▼

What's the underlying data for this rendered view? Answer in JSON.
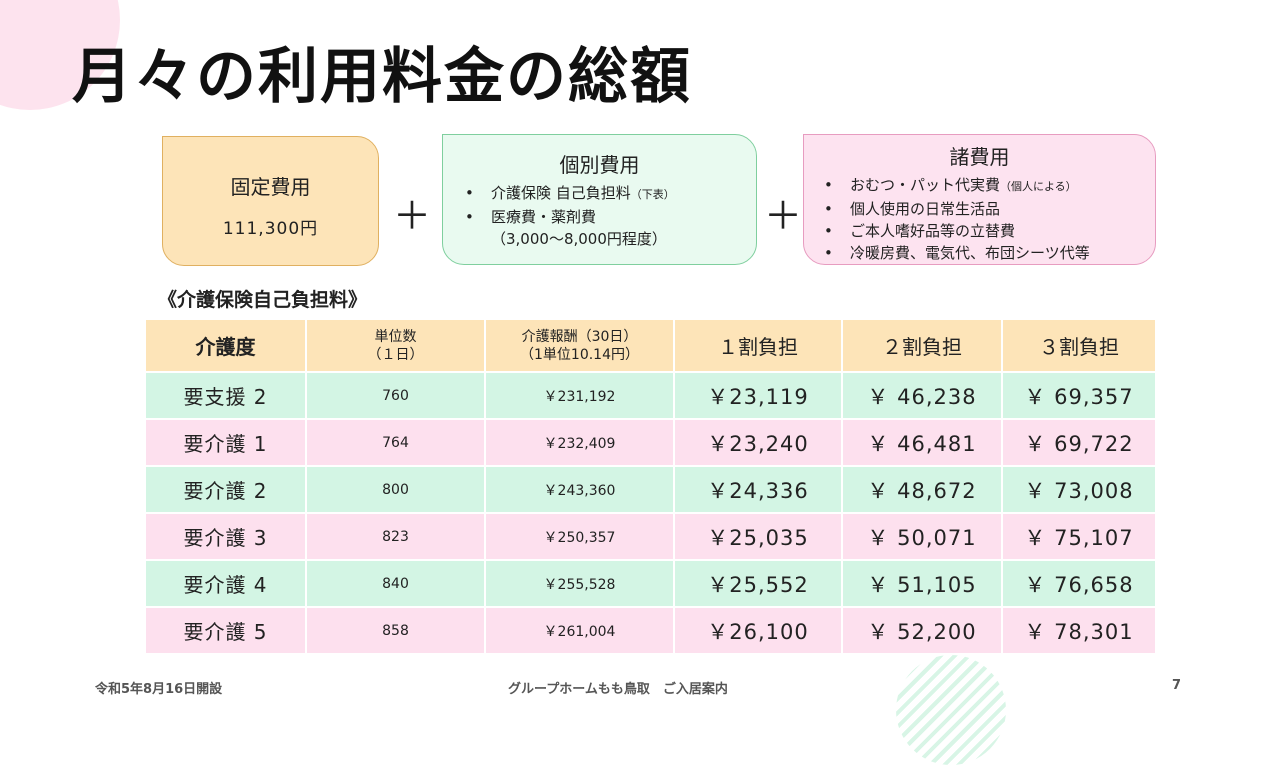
{
  "title": "月々の利用料金の総額",
  "fixed_cost": {
    "heading": "固定費用",
    "value": "111,300円"
  },
  "individual_cost": {
    "heading": "個別費用",
    "items": [
      {
        "text": "介護保険 自己負担料",
        "note": "（下表）"
      },
      {
        "text": "医療費・薬剤費",
        "note": ""
      }
    ],
    "note_line": "（3,000～8,000円程度）"
  },
  "misc_cost": {
    "heading": "諸費用",
    "items": [
      {
        "text": "おむつ・パット代実費",
        "note": "（個人による）"
      },
      {
        "text": "個人使用の日常生活品",
        "note": ""
      },
      {
        "text": "ご本人嗜好品等の立替費",
        "note": ""
      },
      {
        "text": "冷暖房費、電気代、布団シーツ代等",
        "note": ""
      }
    ]
  },
  "bullet": "•",
  "plus_sign": "＋",
  "subheading": "《介護保険自己負担料》",
  "table": {
    "headers": [
      [
        "介護度"
      ],
      [
        "単位数",
        "（１日）"
      ],
      [
        "介護報酬（30日）",
        "（1単位10.14円）"
      ],
      [
        "１割負担"
      ],
      [
        "２割負担"
      ],
      [
        "３割負担"
      ]
    ],
    "rows": [
      [
        "要支援 2",
        "760",
        "￥231,192",
        "￥23,119",
        "￥ 46,238",
        "￥ 69,357"
      ],
      [
        "要介護 1",
        "764",
        "￥232,409",
        "￥23,240",
        "￥ 46,481",
        "￥ 69,722"
      ],
      [
        "要介護 2",
        "800",
        "￥243,360",
        "￥24,336",
        "￥ 48,672",
        "￥ 73,008"
      ],
      [
        "要介護 3",
        "823",
        "￥250,357",
        "￥25,035",
        "￥ 50,071",
        "￥ 75,107"
      ],
      [
        "要介護 4",
        "840",
        "￥255,528",
        "￥25,552",
        "￥ 51,105",
        "￥ 76,658"
      ],
      [
        "要介護 5",
        "858",
        "￥261,004",
        "￥26,100",
        "￥ 52,200",
        "￥ 78,301"
      ]
    ]
  },
  "footer": {
    "left": "令和5年8月16日開設",
    "center": "グループホームもも鳥取　ご入居案内",
    "page_number": "7"
  },
  "colors": {
    "header_bg": "#fde4b8",
    "row_green": "#d3f5e4",
    "row_pink": "#fde0ee",
    "fixed_box": "#fde4b8",
    "individual_box": "#e9faf0",
    "misc_box": "#fde3f0"
  }
}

▲

• _Task goal_: Without the pictures, restate all of the entries above verbatim.

• _Worked answer_:
What's the underlying data for this rendered view? Answer in JSON.
{
  "title": "月々の利用料金の総額",
  "fixed_cost": {
    "heading": "固定費用",
    "value": "111,300円"
  },
  "individual_cost": {
    "heading": "個別費用",
    "items": [
      {
        "text": "介護保険 自己負担料",
        "note": "（下表）"
      },
      {
        "text": "医療費・薬剤費",
        "note": ""
      }
    ],
    "note_line": "（3,000～8,000円程度）"
  },
  "misc_cost": {
    "heading": "諸費用",
    "items": [
      {
        "text": "おむつ・パット代実費",
        "note": "（個人による）"
      },
      {
        "text": "個人使用の日常生活品",
        "note": ""
      },
      {
        "text": "ご本人嗜好品等の立替費",
        "note": ""
      },
      {
        "text": "冷暖房費、電気代、布団シーツ代等",
        "note": ""
      }
    ]
  },
  "bullet": "•",
  "plus_sign": "＋",
  "subheading": "《介護保険自己負担料》",
  "table": {
    "headers": [
      [
        "介護度"
      ],
      [
        "単位数",
        "（１日）"
      ],
      [
        "介護報酬（30日）",
        "（1単位10.14円）"
      ],
      [
        "１割負担"
      ],
      [
        "２割負担"
      ],
      [
        "３割負担"
      ]
    ],
    "rows": [
      [
        "要支援 2",
        "760",
        "￥231,192",
        "￥23,119",
        "￥ 46,238",
        "￥ 69,357"
      ],
      [
        "要介護 1",
        "764",
        "￥232,409",
        "￥23,240",
        "￥ 46,481",
        "￥ 69,722"
      ],
      [
        "要介護 2",
        "800",
        "￥243,360",
        "￥24,336",
        "￥ 48,672",
        "￥ 73,008"
      ],
      [
        "要介護 3",
        "823",
        "￥250,357",
        "￥25,035",
        "￥ 50,071",
        "￥ 75,107"
      ],
      [
        "要介護 4",
        "840",
        "￥255,528",
        "￥25,552",
        "￥ 51,105",
        "￥ 76,658"
      ],
      [
        "要介護 5",
        "858",
        "￥261,004",
        "￥26,100",
        "￥ 52,200",
        "￥ 78,301"
      ]
    ]
  },
  "footer": {
    "left": "令和5年8月16日開設",
    "center": "グループホームもも鳥取　ご入居案内",
    "page_number": "7"
  },
  "colors": {
    "header_bg": "#fde4b8",
    "row_green": "#d3f5e4",
    "row_pink": "#fde0ee",
    "fixed_box": "#fde4b8",
    "individual_box": "#e9faf0",
    "misc_box": "#fde3f0"
  }
}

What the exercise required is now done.